Collection entries:
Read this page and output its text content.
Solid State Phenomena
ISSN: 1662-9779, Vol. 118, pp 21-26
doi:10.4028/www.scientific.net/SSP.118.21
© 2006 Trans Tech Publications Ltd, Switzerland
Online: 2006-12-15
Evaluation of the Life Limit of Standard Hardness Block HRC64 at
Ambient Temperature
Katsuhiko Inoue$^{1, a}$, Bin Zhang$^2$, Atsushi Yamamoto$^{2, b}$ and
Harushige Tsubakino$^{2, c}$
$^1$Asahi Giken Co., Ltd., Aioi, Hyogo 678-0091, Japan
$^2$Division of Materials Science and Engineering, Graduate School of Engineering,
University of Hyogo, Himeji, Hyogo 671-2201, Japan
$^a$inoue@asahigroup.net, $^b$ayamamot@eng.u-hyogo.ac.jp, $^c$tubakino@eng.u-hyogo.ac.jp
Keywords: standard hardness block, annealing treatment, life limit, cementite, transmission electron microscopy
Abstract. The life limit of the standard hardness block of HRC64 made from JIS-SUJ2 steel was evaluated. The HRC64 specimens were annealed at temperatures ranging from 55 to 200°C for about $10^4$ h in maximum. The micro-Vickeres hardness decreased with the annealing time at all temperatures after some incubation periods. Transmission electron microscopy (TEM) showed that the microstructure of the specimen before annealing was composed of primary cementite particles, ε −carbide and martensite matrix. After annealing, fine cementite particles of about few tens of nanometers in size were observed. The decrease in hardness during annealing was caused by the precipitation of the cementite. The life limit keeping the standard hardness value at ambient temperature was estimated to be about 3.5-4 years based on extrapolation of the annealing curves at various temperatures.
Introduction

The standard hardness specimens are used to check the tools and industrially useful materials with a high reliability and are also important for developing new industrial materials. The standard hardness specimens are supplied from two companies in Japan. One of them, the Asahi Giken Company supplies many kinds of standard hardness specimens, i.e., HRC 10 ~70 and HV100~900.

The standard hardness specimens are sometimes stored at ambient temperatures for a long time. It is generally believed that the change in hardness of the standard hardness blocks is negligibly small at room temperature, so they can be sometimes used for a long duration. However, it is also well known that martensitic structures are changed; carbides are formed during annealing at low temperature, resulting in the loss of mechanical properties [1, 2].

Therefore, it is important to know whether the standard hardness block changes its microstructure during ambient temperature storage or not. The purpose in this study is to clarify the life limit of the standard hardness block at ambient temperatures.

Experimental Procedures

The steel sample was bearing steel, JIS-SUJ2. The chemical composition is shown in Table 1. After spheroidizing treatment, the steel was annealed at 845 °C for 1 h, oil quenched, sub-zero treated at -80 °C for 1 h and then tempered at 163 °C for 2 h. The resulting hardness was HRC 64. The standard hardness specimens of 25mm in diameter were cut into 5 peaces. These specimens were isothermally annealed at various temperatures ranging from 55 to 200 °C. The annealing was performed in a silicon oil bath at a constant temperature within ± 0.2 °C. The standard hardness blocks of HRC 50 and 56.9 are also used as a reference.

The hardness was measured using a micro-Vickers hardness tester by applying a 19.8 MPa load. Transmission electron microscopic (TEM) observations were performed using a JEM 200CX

* * *

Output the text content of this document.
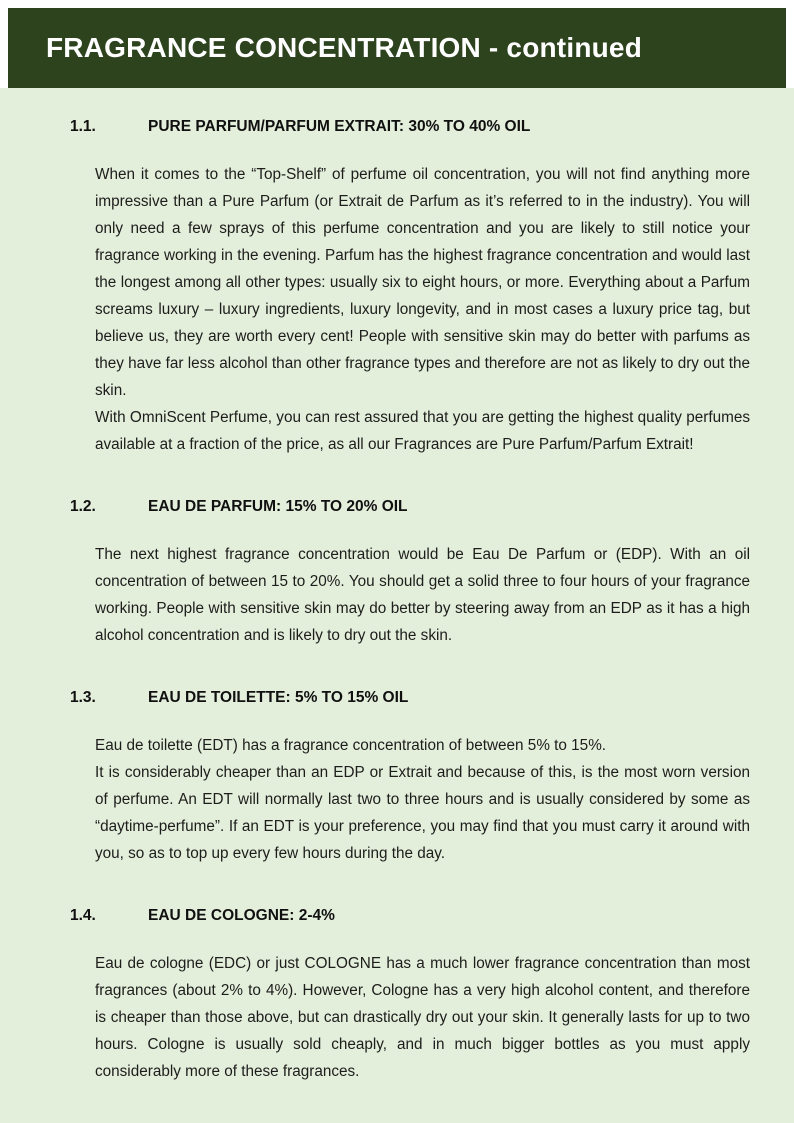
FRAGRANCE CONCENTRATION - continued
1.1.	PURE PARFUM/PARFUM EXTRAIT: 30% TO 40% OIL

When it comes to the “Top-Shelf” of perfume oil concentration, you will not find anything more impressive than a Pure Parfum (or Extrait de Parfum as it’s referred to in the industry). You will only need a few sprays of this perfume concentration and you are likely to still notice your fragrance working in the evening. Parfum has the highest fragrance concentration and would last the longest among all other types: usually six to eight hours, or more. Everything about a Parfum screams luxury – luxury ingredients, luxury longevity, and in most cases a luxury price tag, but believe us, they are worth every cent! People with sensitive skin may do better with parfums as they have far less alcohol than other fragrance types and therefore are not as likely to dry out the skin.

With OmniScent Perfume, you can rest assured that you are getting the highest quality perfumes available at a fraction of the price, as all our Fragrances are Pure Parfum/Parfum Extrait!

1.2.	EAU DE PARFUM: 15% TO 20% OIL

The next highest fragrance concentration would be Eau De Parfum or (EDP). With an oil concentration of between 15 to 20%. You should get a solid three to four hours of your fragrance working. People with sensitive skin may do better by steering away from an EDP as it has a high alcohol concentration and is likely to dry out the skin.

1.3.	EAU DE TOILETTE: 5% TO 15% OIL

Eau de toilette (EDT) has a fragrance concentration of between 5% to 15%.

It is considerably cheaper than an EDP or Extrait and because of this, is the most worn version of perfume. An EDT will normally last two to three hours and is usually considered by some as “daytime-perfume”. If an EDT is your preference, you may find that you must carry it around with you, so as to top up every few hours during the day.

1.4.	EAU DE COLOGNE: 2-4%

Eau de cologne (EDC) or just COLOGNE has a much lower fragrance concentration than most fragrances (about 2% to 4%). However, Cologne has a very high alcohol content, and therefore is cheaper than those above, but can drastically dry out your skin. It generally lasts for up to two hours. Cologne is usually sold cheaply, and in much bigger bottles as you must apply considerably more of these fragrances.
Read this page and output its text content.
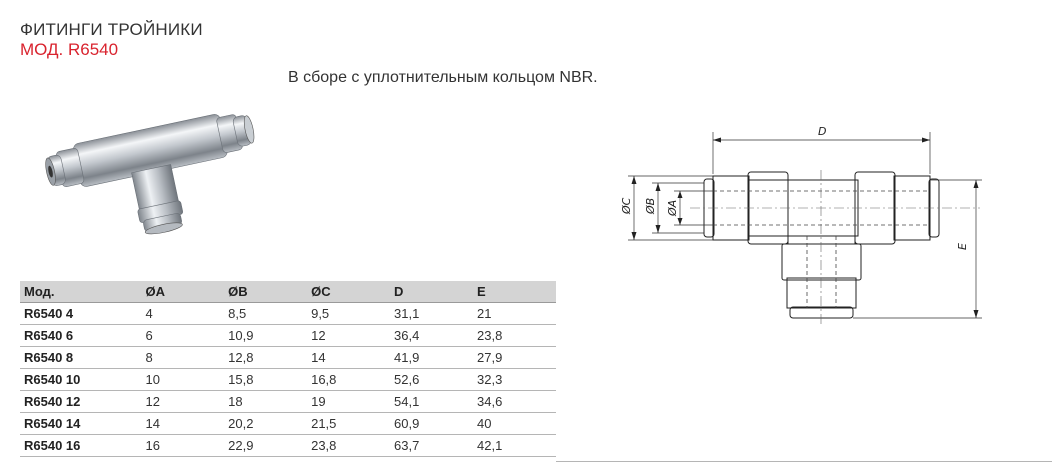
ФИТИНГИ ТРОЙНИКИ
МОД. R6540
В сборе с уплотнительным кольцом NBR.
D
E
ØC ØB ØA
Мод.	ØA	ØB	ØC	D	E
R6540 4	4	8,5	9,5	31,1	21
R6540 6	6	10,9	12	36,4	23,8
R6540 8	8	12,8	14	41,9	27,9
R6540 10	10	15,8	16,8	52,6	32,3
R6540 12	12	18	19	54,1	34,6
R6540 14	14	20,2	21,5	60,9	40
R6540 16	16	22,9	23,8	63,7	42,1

• [What to do]: Search the data above for lines holding "treatment" and copy each of them.

• [Complete answer]:
Keywords: standard hardness block, annealing treatment, life limit, cementite, transmission electron microscopy
The steel sample was bearing steel, JIS-SUJ2. The chemical composition is shown in Table 1. After spheroidizing treatment, the steel was annealed at 845 °C for 1 h, oil quenched, sub-zero treated at -80 °C for 1 h and then tempered at 163 °C for 2 h. The resulting hardness was HRC 64. The standard hardness specimens of 25mm in diameter were cut into 5 peaces. These specimens were isothermally annealed at various temperatures ranging from 55 to 200 °C. The annealing was performed in a silicon oil bath at a constant temperature within ± 0.2 °C. The standard hardness blocks of HRC 50 and 56.9 are also used as a reference.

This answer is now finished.